Description of the task →
Set down each record below precisely, skipping the pictures.

Data in this exercise →
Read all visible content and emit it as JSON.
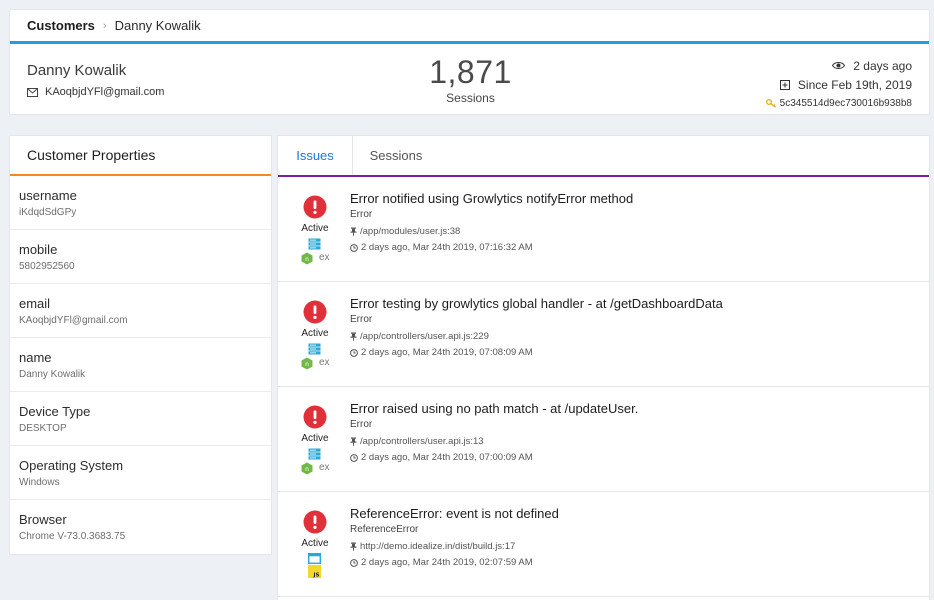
{
  "breadcrumb": {
    "root": "Customers",
    "current": "Danny Kowalik"
  },
  "customer": {
    "name": "Danny Kowalik",
    "email": "KAoqbjdYFl@gmail.com",
    "sessions_count": "1,871",
    "sessions_label": "Sessions",
    "last_seen": "2 days ago",
    "since": "Since Feb 19th, 2019",
    "id_key": "5c345514d9ec730016b938b8"
  },
  "properties": {
    "title": "Customer Properties",
    "items": [
      {
        "key": "username",
        "value": "iKdqdSdGPy"
      },
      {
        "key": "mobile",
        "value": "5802952560"
      },
      {
        "key": "email",
        "value": "KAoqbjdYFl@gmail.com"
      },
      {
        "key": "name",
        "value": "Danny Kowalik"
      },
      {
        "key": "Device Type",
        "value": "DESKTOP"
      },
      {
        "key": "Operating System",
        "value": "Windows"
      },
      {
        "key": "Browser",
        "value": "Chrome V-73.0.3683.75"
      }
    ]
  },
  "tabs": {
    "issues": "Issues",
    "sessions": "Sessions"
  },
  "issues": [
    {
      "title": "Error notified using Growlytics notifyError method",
      "type": "Error",
      "path": "/app/modules/user.js:38",
      "time": "2 days ago, Mar 24th 2019, 07:16:32 AM",
      "status": "Active",
      "platform": "node",
      "platform_label": "ex"
    },
    {
      "title": "Error testing by growlytics global handler - at /getDashboardData",
      "type": "Error",
      "path": "/app/controllers/user.api.js:229",
      "time": "2 days ago, Mar 24th 2019, 07:08:09 AM",
      "status": "Active",
      "platform": "node",
      "platform_label": "ex"
    },
    {
      "title": "Error raised using no path match - at /updateUser.",
      "type": "Error",
      "path": "/app/controllers/user.api.js:13",
      "time": "2 days ago, Mar 24th 2019, 07:00:09 AM",
      "status": "Active",
      "platform": "node",
      "platform_label": "ex"
    },
    {
      "title": "ReferenceError: event is not defined",
      "type": "ReferenceError",
      "path": "http://demo.idealize.in/dist/build.js:17",
      "time": "2 days ago, Mar 24th 2019, 02:07:59 AM",
      "status": "Active",
      "platform": "browser",
      "platform_label": ""
    }
  ],
  "colors": {
    "accent_blue": "#1e9be9",
    "accent_orange": "#f5891e",
    "accent_purple": "#7a1fa2",
    "error_red": "#e0303a"
  }
}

The reply →
Read all visible content and emit it as JSON.
{
  "breadcrumb": {
    "root": "Customers",
    "current": "Danny Kowalik"
  },
  "customer": {
    "name": "Danny Kowalik",
    "email": "KAoqbjdYFl@gmail.com",
    "sessions_count": "1,871",
    "sessions_label": "Sessions",
    "last_seen": "2 days ago",
    "since": "Since Feb 19th, 2019",
    "id_key": "5c345514d9ec730016b938b8"
  },
  "properties": {
    "title": "Customer Properties",
    "items": [
      {
        "key": "username",
        "value": "iKdqdSdGPy"
      },
      {
        "key": "mobile",
        "value": "5802952560"
      },
      {
        "key": "email",
        "value": "KAoqbjdYFl@gmail.com"
      },
      {
        "key": "name",
        "value": "Danny Kowalik"
      },
      {
        "key": "Device Type",
        "value": "DESKTOP"
      },
      {
        "key": "Operating System",
        "value": "Windows"
      },
      {
        "key": "Browser",
        "value": "Chrome V-73.0.3683.75"
      }
    ]
  },
  "tabs": {
    "issues": "Issues",
    "sessions": "Sessions"
  },
  "issues": [
    {
      "title": "Error notified using Growlytics notifyError method",
      "type": "Error",
      "path": "/app/modules/user.js:38",
      "time": "2 days ago, Mar 24th 2019, 07:16:32 AM",
      "status": "Active",
      "platform": "node",
      "platform_label": "ex"
    },
    {
      "title": "Error testing by growlytics global handler - at /getDashboardData",
      "type": "Error",
      "path": "/app/controllers/user.api.js:229",
      "time": "2 days ago, Mar 24th 2019, 07:08:09 AM",
      "status": "Active",
      "platform": "node",
      "platform_label": "ex"
    },
    {
      "title": "Error raised using no path match - at /updateUser.",
      "type": "Error",
      "path": "/app/controllers/user.api.js:13",
      "time": "2 days ago, Mar 24th 2019, 07:00:09 AM",
      "status": "Active",
      "platform": "node",
      "platform_label": "ex"
    },
    {
      "title": "ReferenceError: event is not defined",
      "type": "ReferenceError",
      "path": "http://demo.idealize.in/dist/build.js:17",
      "time": "2 days ago, Mar 24th 2019, 02:07:59 AM",
      "status": "Active",
      "platform": "browser",
      "platform_label": ""
    }
  ],
  "colors": {
    "accent_blue": "#1e9be9",
    "accent_orange": "#f5891e",
    "accent_purple": "#7a1fa2",
    "error_red": "#e0303a"
  }
}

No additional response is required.